__LO QUE HARÁ__:
[A] Transcriba del fragmento de lectura el tramo que va desde "A lo lejos el" hasta "que verdaderamente importa.", ambos incluidos.
[B] Retome el fragmento sobre la calma de la gran ciudad y continúelo a partir de su última oración.

__FRAGMENTO DE LECTURA__:
====

Me detengo unos instantes a saborear esta hora de calma en la que aún no se perciben los ruidos de la gran urbe pero si las voces ocultas de lo invisible.

 En un banco cercano duerme un mendigo. La visión de su figura delgada y frágil, sacude mis sentidos. Es la otra cara de la gran ciudad, la de la soledad y la miseria, la de la individualidad que aísla a los seres humanos dentro de la multitud.

 A lo lejos el tañido de las campanas de Notre Dame me trae el recuerdo de un sensible y solitario Quasimodo, brutalmente repudiado por su deformidad y pienso en todos los seres que sufren día a día el lastre de sus diferencias. En un mundo "tan civilizado" aún no hemos aprendido a tolerar y mirar más allá de la simple fachada, donde reside la esencia y lo que verdaderamente importa.

Un barrendero con aspecto de emigrante me sonríe amable y le devuelvo la sonrisa, ese sencillo gesto, esbozado casi sin pensar, nos une por un instante.

====

__DATOS PARA ANÁLISIS__:
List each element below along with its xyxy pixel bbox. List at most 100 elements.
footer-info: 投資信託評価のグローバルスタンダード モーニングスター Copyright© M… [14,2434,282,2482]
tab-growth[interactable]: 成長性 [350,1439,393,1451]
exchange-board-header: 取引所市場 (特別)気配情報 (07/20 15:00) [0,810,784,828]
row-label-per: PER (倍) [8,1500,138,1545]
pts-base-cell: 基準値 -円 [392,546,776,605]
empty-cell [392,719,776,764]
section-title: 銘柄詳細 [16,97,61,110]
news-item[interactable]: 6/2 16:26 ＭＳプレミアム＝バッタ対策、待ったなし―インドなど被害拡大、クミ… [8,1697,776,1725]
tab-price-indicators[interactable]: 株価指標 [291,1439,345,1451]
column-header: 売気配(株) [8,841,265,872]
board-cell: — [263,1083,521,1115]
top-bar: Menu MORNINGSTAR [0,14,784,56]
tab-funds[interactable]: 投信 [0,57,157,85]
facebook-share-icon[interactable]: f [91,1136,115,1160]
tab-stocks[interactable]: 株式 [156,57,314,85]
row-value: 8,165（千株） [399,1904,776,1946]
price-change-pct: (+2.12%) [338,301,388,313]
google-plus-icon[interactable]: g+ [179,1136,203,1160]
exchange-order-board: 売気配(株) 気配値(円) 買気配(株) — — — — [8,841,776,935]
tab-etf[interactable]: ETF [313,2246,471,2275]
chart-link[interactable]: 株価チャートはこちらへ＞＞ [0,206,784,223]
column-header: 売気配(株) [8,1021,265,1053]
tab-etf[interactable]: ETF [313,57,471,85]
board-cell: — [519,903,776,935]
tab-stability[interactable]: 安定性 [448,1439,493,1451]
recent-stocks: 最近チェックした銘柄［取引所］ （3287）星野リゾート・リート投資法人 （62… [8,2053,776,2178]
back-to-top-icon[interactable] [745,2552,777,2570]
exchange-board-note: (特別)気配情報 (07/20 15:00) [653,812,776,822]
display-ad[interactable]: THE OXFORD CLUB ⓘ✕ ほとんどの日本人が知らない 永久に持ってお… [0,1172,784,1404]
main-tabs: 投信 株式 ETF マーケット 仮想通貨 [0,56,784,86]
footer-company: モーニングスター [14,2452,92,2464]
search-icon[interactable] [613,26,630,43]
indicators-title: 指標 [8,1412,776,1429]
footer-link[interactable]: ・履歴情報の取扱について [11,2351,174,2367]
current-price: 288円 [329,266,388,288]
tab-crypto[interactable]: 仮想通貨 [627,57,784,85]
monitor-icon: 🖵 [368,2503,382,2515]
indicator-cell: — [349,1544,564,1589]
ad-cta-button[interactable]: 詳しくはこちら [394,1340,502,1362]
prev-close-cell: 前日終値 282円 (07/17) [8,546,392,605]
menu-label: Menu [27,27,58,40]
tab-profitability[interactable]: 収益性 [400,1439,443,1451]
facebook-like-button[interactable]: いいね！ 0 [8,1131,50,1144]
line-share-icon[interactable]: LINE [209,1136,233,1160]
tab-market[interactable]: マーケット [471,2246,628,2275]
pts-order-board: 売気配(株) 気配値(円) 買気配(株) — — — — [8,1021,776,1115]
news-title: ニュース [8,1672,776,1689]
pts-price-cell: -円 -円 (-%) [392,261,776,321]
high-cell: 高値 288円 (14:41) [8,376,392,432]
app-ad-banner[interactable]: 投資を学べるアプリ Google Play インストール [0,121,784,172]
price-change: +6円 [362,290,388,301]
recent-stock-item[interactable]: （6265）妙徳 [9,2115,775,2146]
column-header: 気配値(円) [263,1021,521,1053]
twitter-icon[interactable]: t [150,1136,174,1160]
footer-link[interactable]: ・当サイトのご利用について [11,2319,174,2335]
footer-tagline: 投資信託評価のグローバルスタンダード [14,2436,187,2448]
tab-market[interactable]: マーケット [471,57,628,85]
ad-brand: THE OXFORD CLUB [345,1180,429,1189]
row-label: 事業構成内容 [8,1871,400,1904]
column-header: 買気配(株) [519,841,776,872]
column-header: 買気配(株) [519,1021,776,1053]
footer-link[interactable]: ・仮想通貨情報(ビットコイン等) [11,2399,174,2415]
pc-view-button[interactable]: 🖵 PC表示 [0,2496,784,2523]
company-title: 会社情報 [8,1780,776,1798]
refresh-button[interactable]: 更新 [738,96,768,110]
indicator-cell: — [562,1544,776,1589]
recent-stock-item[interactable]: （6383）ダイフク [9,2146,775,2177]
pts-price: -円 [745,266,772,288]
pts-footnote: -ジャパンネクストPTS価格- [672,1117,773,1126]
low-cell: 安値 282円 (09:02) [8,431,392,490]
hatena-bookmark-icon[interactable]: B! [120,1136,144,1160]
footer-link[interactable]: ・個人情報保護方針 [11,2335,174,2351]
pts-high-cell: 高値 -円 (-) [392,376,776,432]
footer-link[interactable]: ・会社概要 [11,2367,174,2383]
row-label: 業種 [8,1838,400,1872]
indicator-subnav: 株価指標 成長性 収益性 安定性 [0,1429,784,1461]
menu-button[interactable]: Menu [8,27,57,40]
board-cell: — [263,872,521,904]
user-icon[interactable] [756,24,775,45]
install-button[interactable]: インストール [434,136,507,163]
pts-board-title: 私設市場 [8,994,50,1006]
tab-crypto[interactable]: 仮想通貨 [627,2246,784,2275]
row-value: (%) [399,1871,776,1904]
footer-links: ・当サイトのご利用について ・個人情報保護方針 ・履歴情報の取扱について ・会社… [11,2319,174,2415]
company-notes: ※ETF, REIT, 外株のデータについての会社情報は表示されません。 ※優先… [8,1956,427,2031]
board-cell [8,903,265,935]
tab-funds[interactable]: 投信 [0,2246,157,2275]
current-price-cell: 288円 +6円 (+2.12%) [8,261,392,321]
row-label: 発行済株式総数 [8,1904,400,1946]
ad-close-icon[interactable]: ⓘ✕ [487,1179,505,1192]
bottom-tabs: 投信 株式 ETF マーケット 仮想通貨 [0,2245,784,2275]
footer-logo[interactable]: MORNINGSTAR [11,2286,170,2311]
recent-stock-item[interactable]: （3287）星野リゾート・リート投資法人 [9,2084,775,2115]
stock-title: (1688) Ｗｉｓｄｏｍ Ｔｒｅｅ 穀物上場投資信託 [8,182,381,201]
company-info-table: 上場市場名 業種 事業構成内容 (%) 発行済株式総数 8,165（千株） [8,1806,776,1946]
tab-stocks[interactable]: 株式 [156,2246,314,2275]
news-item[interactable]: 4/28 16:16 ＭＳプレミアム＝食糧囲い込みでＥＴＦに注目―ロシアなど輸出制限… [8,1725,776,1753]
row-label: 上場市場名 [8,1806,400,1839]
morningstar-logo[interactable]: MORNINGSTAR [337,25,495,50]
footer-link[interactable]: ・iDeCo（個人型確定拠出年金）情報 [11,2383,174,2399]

====

__RESULTADOS ESPERADOS__:
[A]
A lo lejos el tañido de las campanas de Notre Dame me trae el recuerdo de un sensible y solitario Quasimodo, brutalmente repudiado por su deformidad y pienso en todos los seres que sufren día a día el lastre de sus diferencias. En un mundo "tan civilizado" aún no hemos aprendido a tolerar y mirar más allá de la simple fachada, donde reside la esencia y lo que verdaderamente importa.

[B]
A poca distancia de mí, apoyada en la barandilla del puente, una mujer de mediana edad contempla absorta algo inmaterial y lejano. Ella está allí, pero no su espíritu. En su mirada perdida hay tanta tristeza que siento el deseo de abrazarla, de confortar la enorme nostalgia de su alma, que intuyo herida. Sin embargo no lo hago, al fin y al cabo para ella soy una desconocida y el contacto físico parece algo más limitado a efusiones entre íntimos amigos que no a un acto de solidaridad. Tal vez ese sea el problema de la soledad del mundo actual, somos demasiado anónimos, tememos y desconfiamos del calor de un abrazo, nos da miedo implicarnos.

A mí alrededor empieza a despertar la vida, las sombras y la niebla del alba se retiran, absorbidas por los nítidos colores del nuevo día que se anuncia radiante, aunque frío. Los perfiles de los edificios se concretan de nuevo y Paris se va poblando de ruidos familiares. La mujer del puente parece regresar del remoto lugar donde se hallase. Ha pasado su momento de silencio, ese que saca a flote nuestras flaquezas. El mendigo sigue durmiendo, seguramente en brazos de Morfeo puede olvidar que es un marginado. Tal vez esté soñando con la persona que fue o quizás siente que solo puede ser aceptado en su mundo onírico y ese es su refugio.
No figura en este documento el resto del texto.